Data entries
◇ ◇ ◇ ◇
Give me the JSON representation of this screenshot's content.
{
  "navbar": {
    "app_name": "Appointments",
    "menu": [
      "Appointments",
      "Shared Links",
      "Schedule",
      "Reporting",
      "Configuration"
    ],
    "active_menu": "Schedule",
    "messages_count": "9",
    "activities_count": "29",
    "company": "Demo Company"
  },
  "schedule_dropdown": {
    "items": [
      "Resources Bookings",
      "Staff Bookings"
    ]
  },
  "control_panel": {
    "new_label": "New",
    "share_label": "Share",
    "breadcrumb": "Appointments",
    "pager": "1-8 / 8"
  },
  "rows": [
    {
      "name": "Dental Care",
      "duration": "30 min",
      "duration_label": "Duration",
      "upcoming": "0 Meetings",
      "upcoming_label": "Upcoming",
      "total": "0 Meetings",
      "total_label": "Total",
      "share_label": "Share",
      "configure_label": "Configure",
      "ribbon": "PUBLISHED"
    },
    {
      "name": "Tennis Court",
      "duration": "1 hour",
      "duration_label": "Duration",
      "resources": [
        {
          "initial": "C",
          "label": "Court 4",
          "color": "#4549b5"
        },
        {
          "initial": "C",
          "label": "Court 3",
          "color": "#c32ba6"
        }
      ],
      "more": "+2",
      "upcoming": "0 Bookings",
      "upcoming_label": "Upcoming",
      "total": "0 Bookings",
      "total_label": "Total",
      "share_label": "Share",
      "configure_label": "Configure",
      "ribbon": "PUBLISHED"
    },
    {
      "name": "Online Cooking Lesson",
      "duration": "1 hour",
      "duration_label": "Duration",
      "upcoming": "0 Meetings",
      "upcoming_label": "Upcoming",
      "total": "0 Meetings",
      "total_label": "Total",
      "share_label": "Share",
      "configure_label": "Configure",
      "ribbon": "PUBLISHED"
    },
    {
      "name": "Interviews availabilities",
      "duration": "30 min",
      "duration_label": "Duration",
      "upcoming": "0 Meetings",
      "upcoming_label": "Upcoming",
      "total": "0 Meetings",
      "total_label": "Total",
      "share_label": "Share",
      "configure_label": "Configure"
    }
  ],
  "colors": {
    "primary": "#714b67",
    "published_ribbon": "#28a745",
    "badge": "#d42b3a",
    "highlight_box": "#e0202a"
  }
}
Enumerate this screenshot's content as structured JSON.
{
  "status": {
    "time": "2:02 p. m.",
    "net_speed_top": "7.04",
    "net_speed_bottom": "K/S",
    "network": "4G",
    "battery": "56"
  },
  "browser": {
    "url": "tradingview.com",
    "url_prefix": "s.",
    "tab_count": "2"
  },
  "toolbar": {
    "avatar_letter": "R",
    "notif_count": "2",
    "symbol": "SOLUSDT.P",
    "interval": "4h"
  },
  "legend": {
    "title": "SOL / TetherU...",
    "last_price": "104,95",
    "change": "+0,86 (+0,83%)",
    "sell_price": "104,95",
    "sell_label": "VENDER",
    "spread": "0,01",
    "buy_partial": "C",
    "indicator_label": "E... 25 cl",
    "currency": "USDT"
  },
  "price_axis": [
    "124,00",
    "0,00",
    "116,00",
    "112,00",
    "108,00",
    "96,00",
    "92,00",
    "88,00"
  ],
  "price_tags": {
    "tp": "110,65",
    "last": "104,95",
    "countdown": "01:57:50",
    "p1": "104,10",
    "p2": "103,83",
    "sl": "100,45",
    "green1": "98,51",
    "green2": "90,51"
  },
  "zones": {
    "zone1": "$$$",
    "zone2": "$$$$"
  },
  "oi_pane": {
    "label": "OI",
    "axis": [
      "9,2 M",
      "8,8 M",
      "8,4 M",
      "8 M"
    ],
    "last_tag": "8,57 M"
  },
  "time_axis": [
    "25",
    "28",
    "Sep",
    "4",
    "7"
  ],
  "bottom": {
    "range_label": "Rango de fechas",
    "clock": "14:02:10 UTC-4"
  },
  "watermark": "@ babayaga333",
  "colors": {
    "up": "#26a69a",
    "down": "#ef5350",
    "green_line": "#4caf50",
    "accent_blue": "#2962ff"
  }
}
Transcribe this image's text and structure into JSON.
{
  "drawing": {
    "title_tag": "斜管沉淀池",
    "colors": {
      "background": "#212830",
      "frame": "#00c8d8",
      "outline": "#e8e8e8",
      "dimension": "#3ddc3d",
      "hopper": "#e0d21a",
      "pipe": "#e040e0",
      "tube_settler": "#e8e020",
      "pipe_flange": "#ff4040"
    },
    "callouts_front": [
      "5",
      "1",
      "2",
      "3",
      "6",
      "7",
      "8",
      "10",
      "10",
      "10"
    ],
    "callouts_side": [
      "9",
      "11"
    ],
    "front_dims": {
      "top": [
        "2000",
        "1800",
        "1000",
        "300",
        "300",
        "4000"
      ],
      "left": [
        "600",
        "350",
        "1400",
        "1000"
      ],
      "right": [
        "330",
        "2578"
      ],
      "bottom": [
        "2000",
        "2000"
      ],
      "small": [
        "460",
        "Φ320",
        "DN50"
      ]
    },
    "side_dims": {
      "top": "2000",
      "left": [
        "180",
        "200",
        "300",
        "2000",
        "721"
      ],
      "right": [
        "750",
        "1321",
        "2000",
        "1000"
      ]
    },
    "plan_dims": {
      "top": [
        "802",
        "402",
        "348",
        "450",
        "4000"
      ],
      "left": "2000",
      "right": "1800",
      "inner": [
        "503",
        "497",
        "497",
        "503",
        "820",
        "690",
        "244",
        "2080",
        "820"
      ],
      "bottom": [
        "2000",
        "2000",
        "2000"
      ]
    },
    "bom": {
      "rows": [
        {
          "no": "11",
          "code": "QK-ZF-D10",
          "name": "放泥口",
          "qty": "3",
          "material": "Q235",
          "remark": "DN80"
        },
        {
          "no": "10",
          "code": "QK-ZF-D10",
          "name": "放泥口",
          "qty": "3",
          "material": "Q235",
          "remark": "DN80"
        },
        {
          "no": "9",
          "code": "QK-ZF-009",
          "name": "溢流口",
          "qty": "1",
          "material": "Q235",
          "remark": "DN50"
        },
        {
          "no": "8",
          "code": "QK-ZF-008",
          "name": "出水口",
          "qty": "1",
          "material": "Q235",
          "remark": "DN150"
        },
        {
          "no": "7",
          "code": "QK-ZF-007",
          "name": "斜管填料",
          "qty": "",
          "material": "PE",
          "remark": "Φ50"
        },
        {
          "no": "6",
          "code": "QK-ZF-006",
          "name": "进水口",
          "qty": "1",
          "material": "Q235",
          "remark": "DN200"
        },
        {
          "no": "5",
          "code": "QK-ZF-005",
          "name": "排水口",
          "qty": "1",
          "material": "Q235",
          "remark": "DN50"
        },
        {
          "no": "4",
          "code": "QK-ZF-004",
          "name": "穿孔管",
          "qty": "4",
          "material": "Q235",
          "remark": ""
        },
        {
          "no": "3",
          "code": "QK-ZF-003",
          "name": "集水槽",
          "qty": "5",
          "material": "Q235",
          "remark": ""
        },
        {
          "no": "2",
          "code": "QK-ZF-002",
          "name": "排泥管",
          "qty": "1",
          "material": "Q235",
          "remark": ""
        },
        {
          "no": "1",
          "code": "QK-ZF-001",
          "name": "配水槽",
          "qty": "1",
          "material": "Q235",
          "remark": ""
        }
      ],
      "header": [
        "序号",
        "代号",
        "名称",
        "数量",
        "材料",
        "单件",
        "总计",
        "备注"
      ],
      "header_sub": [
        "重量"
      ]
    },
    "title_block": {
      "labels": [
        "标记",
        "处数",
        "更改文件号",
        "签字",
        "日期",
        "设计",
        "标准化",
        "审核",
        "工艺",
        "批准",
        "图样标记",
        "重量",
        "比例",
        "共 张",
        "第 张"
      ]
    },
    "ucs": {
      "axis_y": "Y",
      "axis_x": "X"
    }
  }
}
◇ ◇ ◇ ◇
**What the task requires**. Copy out each line of the entries that holds "Court".

**Final result**.
      "name": "Tennis Court",
          "label": "Court 4",
          "label": "Court 3",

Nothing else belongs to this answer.